#### EXERCISE
All entries should be output exactly as they stand.

#### EXERCISE INPUTS
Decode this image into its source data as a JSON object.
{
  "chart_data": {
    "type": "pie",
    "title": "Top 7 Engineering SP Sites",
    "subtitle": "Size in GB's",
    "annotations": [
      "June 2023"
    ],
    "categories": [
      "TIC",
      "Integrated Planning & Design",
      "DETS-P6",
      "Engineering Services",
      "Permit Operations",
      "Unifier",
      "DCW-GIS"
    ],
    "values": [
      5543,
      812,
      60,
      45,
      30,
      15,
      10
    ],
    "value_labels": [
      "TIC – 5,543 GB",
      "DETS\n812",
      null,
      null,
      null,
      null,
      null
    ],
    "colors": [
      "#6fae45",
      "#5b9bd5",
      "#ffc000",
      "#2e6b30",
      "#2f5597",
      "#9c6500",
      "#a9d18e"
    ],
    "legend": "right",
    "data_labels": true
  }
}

#### COMPLETED TASK
Decode this image into its source data as a JSON object.
{
  "chart_data": {
    "type": "pie",
    "title": "Top 7 Engineering SP Sites",
    "subtitle": "Size in GB's",
    "annotations": [
      "June 2023"
    ],
    "categories": [
      "TIC",
      "Integrated Planning & Design",
      "DETS-P6",
      "Engineering Services",
      "Permit Operations",
      "Unifier",
      "DCW-GIS"
    ],
    "values": [
      5543,
      812,
      60,
      45,
      30,
      15,
      10
    ],
    "value_labels": [
      "TIC – 5,543 GB",
      "DETS\n812",
      null,
      null,
      null,
      null,
      null
    ],
    "colors": [
      "#6fae45",
      "#5b9bd5",
      "#ffc000",
      "#2e6b30",
      "#2f5597",
      "#9c6500",
      "#a9d18e"
    ],
    "legend": "right",
    "data_labels": true
  }
}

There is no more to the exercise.